WORK REQUIRED:
Copy out every line containing the word "value".

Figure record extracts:
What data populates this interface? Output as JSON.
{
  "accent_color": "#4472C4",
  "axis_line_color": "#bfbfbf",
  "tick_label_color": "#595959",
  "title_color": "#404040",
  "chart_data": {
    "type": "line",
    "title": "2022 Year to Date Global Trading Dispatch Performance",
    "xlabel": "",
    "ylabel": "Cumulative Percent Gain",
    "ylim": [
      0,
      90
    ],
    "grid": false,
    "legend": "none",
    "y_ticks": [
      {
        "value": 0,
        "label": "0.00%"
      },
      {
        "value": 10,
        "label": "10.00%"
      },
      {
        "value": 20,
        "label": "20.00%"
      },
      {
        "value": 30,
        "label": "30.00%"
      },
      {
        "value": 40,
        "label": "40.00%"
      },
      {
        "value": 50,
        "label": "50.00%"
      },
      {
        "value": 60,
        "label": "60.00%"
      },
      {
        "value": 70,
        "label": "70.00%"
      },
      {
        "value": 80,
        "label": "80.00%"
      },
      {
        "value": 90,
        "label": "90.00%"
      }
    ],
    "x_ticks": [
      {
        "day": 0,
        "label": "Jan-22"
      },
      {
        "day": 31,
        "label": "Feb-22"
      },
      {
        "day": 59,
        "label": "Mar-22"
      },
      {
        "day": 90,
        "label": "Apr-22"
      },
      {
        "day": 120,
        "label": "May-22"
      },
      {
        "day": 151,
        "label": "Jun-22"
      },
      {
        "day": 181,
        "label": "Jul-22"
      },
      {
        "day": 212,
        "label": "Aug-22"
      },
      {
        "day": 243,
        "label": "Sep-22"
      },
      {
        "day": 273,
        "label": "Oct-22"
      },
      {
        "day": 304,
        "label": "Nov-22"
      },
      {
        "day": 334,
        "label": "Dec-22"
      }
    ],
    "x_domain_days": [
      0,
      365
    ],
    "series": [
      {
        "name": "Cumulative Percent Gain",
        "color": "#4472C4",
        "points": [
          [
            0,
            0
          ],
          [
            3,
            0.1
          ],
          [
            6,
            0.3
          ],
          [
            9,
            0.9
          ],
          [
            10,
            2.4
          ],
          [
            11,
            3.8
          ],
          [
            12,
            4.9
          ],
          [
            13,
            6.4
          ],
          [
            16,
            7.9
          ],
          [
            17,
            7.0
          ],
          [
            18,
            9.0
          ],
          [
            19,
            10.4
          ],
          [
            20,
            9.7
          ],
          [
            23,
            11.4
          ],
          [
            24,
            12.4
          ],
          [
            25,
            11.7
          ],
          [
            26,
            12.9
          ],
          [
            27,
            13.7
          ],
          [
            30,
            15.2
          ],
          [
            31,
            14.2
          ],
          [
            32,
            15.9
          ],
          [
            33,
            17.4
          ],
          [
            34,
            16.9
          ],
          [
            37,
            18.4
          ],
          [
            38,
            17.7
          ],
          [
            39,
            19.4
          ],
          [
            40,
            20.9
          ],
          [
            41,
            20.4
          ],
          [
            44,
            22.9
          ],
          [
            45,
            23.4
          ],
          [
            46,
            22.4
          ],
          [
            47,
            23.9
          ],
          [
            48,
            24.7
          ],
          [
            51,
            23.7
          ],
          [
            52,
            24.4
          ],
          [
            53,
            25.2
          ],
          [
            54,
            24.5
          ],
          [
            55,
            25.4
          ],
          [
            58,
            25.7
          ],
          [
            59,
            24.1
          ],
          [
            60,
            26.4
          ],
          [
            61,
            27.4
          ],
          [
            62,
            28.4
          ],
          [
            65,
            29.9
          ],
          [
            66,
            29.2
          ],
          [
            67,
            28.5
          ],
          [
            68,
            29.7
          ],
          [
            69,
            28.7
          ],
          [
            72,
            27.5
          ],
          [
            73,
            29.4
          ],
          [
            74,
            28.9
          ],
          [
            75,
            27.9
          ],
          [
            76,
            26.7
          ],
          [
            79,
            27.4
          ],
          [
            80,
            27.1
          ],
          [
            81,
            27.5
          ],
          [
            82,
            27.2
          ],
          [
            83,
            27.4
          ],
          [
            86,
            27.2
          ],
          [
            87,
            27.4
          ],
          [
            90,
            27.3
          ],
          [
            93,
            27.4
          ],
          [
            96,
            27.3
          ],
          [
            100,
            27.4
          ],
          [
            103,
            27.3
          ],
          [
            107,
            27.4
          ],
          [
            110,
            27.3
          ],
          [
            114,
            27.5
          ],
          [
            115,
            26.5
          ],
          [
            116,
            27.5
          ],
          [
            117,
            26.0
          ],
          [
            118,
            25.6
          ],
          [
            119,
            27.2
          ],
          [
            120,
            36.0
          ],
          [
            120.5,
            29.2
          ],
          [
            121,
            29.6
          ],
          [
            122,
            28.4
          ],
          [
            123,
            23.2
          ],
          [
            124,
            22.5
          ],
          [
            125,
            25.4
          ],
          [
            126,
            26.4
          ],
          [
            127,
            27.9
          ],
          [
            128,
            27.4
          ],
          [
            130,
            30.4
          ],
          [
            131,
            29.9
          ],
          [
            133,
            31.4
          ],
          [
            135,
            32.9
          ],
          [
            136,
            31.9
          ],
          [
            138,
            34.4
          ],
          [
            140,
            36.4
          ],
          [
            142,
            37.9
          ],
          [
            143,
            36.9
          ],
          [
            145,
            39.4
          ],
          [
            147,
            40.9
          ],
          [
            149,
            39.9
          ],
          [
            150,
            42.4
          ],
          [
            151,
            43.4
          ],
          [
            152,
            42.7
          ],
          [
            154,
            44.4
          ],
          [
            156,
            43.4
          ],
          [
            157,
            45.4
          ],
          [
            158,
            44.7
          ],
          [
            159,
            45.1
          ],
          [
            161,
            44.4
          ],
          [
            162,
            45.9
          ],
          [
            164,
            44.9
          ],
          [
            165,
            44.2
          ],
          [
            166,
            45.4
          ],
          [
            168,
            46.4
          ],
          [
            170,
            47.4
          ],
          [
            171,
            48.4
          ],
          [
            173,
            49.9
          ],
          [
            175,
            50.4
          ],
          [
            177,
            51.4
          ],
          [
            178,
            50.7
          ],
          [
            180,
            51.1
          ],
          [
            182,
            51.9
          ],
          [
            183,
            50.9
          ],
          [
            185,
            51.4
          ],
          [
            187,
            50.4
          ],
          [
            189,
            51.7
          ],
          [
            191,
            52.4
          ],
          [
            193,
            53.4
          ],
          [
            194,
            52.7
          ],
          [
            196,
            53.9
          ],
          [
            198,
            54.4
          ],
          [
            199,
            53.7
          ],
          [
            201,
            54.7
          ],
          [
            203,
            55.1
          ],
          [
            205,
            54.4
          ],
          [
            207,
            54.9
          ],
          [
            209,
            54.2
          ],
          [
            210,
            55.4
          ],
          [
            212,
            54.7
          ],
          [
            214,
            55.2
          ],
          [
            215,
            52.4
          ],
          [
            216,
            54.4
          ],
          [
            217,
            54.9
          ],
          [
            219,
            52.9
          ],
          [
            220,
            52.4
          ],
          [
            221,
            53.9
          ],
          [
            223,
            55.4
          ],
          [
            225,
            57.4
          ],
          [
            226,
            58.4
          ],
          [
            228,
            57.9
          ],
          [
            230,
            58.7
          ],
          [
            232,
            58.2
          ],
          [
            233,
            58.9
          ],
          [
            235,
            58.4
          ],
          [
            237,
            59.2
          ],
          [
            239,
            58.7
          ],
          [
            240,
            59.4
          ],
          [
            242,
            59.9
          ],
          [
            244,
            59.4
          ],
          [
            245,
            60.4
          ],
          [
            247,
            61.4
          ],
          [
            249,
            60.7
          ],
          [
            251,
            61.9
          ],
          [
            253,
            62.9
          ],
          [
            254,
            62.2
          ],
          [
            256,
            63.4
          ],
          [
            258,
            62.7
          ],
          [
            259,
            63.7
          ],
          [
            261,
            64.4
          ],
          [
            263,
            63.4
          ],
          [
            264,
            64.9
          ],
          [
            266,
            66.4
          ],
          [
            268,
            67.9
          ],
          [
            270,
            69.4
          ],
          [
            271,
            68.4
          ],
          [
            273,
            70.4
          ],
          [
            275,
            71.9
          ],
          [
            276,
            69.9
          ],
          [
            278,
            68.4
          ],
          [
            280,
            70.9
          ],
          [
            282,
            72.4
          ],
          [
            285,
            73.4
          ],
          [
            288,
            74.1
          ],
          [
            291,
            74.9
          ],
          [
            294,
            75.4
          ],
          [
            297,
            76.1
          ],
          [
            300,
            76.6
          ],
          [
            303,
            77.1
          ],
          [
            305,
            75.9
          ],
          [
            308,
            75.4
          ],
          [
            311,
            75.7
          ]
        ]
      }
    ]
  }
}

CORRECT OUTPUT:
        "value": 0,
        "value": 10,
        "value": 20,
        "value": 30,
        "value": 40,
        "value": 50,
        "value": 60,
        "value": 70,
        "value": 80,
        "value": 90,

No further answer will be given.